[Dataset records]
■ ■ ■
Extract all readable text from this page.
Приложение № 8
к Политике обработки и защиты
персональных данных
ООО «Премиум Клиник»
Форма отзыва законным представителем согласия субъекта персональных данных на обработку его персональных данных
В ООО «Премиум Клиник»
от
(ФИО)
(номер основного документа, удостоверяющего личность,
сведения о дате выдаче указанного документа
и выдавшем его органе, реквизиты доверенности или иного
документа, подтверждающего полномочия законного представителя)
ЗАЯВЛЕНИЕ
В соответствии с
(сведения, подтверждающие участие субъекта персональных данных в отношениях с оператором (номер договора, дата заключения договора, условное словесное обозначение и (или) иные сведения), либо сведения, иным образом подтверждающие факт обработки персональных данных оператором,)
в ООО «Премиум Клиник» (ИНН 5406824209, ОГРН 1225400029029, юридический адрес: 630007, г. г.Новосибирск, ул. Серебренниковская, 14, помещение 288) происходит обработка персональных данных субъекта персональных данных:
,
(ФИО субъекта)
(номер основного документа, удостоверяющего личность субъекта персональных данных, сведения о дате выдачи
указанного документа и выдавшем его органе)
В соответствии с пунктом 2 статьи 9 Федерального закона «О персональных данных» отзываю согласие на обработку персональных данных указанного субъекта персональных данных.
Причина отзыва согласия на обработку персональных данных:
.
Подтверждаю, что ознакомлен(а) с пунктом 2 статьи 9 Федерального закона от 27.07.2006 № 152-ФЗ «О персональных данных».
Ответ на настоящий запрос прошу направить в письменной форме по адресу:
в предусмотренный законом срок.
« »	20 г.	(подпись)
■ ■ ■
▶ **Given exercise**: Where a line in the material contains "Премиум", copy that line.

▶ **Output below**:
ООО «Премиум Клиник»
В ООО «Премиум Клиник»
в ООО «Премиум Клиник» (ИНН 5406824209, ОГРН 1225400029029, юридический адрес: 630007, г. г.Новосибирск, ул. Серебренниковская, 14, помещение 288) происходит обработка персональных данных субъекта персональных данных:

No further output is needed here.